● **REQUIREMENTS**
**A)** Rewrite the paragraph of the Minix memory.c source that begins "This file contains the device dependent part" as a short list.
**B)** Copy everything from "Minix Cross Reference" down to "device (data sink)" in the Minix memory.c source, swapping "drivers" for "handlers".
**C)** According to the Minix memory.c source, what is the file's single entry point, and what is it for?

Minix Cross Reference
Minix/kernel/memory.c

   /* This file contains the device dependent part of the drivers for the
    * following special files:
    *     /dev/null        - null device (data sink)
    *     /dev/mem         - absolute memory
    *     /dev/kmem        - kernel virtual memory
    *     /dev/ram         - RAM disk
    *
    * The file contains one entry point:
    *
   *   mem_task:  main entry when system is brought up
   *
   *  Changes:
   *      20 Apr  1992 by Kees J. Bot: device dependent/independent split
   */
  
  #include "kernel.h"
  #include "driver.h"

● **Labeled box records**

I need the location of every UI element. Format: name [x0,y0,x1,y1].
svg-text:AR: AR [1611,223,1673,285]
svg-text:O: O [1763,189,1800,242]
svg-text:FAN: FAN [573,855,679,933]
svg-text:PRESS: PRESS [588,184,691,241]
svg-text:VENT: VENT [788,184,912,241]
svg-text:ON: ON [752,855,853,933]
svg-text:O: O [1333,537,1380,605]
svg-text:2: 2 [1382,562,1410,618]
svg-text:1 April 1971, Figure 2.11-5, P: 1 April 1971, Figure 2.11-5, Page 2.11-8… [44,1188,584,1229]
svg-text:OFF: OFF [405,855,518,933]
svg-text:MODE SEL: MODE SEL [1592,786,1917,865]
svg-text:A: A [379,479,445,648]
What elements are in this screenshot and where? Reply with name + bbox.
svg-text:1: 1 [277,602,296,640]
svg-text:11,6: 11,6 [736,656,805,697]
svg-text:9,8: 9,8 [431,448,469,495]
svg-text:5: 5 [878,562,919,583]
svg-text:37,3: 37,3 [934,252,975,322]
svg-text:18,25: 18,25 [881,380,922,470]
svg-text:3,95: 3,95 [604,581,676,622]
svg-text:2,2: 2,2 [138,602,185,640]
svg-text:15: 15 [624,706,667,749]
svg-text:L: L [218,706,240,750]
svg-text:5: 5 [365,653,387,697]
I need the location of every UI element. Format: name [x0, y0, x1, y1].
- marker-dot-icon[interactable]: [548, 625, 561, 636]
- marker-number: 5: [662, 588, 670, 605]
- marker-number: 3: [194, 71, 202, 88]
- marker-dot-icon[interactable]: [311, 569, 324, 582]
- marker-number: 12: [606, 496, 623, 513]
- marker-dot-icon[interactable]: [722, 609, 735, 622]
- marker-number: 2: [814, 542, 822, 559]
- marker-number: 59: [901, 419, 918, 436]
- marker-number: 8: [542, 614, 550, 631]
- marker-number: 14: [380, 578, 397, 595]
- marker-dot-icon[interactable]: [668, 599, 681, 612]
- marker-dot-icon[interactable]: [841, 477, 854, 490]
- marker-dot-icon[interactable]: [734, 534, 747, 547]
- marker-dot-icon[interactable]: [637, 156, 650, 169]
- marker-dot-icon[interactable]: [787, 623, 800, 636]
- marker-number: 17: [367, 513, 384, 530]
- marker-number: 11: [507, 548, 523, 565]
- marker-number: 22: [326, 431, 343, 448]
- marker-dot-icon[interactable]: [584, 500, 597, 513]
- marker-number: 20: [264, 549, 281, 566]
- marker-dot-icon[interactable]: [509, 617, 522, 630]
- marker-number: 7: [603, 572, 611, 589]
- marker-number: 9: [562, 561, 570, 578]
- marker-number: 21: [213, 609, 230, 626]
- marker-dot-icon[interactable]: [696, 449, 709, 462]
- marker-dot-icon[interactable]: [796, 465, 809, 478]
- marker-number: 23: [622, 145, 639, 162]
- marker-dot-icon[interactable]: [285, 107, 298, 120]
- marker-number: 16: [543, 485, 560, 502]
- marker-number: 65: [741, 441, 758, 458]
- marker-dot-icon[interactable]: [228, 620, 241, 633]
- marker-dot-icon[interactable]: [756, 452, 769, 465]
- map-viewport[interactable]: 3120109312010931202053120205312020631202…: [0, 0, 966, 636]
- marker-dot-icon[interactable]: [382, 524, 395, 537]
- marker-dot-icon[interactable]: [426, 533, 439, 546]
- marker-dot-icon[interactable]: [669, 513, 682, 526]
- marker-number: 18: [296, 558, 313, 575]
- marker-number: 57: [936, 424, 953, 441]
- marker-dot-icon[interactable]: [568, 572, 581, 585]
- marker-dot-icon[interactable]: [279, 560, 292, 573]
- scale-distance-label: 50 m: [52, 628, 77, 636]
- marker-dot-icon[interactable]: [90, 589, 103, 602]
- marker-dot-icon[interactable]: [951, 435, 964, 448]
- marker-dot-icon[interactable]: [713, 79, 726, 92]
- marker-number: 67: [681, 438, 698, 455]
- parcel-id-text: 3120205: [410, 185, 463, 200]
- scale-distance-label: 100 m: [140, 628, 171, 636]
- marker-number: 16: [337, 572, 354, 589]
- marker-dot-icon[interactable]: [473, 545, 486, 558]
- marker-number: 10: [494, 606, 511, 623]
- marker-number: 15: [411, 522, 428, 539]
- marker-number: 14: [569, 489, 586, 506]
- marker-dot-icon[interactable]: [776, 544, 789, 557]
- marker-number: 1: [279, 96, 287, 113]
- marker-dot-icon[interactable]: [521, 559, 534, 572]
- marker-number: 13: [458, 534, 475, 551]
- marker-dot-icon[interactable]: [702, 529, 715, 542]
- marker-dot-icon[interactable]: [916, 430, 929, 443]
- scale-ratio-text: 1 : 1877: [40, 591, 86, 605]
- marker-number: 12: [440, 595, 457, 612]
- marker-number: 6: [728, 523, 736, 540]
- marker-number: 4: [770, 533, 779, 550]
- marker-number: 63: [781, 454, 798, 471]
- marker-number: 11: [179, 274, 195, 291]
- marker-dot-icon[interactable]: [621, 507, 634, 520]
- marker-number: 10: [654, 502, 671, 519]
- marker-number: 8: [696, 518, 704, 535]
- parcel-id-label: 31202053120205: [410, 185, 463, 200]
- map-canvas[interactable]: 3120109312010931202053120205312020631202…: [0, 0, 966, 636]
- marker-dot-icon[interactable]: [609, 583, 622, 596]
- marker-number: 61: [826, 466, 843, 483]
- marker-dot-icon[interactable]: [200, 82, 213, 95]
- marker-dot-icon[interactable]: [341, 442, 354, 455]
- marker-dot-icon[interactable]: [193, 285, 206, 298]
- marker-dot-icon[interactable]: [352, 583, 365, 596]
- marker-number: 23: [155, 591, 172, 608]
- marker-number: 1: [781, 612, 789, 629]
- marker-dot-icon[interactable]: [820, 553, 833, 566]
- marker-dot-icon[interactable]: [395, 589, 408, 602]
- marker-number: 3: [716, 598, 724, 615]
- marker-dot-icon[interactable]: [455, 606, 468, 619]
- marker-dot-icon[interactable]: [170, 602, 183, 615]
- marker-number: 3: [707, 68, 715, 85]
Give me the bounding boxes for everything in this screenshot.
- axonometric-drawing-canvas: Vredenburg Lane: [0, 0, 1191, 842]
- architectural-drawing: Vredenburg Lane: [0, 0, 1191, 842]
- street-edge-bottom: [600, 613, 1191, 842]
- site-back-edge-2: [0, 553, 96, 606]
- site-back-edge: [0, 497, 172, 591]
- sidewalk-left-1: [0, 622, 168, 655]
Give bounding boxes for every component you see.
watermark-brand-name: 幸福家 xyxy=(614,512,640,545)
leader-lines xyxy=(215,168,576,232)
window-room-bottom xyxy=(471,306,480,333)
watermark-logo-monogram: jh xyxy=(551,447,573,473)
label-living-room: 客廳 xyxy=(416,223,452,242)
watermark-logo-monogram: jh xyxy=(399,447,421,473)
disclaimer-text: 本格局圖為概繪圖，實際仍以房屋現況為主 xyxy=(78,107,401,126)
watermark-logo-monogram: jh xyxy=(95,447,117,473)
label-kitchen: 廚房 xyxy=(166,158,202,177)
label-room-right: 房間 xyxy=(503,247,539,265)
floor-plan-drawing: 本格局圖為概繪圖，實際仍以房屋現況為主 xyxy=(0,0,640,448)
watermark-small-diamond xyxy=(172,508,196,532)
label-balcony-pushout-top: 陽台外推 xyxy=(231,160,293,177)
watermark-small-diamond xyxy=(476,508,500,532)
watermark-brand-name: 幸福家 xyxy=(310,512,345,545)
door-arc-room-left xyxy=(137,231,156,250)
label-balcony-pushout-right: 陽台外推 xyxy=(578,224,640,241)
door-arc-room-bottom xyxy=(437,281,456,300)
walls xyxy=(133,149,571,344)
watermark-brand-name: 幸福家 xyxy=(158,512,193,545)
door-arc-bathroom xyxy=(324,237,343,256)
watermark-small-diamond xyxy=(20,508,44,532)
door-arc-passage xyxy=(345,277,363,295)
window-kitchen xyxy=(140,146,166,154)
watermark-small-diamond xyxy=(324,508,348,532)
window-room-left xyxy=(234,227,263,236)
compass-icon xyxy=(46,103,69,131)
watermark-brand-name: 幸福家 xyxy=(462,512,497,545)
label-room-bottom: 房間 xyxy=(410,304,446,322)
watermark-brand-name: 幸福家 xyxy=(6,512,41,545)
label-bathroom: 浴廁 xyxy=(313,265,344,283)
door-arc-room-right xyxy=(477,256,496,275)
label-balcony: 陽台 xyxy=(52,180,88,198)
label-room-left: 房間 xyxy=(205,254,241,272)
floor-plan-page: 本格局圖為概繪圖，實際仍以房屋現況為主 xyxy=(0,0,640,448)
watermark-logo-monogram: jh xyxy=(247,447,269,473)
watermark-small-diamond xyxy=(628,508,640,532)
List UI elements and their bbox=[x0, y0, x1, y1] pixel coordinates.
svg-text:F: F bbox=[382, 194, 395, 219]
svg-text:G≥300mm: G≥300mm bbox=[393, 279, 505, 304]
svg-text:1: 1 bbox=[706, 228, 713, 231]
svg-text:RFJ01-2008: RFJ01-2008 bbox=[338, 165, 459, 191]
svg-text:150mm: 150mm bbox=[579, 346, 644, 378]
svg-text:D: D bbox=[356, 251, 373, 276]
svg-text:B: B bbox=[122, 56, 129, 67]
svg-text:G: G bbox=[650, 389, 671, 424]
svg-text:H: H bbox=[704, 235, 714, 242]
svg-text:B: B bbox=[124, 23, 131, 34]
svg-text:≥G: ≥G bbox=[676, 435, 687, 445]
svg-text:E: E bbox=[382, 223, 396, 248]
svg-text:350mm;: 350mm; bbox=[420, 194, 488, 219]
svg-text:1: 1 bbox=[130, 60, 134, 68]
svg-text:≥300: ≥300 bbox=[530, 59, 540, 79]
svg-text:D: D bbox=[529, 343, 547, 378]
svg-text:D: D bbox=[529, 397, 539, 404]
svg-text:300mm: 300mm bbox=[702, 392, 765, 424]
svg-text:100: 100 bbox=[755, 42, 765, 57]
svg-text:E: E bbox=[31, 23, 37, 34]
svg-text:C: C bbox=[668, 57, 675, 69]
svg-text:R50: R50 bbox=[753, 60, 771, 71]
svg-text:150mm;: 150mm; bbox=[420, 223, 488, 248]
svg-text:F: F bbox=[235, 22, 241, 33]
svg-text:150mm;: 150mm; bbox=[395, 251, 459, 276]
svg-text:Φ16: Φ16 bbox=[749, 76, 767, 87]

● **EXPECTED RESPONSES**
**A)**
Device dependent driver code for these special files:
- /dev/null: null device (data sink)
- /dev/mem: absolute memory
- /dev/kmem: kernel virtual memory
- /dev/ram: RAM disk

**B)**
Minix Cross Reference
Minix/kernel/memory.c

   /* This file contains the device dependent part of the handlers for the
    * following special files:
    *     /dev/null        - null device (data sink)

**C)** The entry point is mem_task, the main entry when the system is brought up.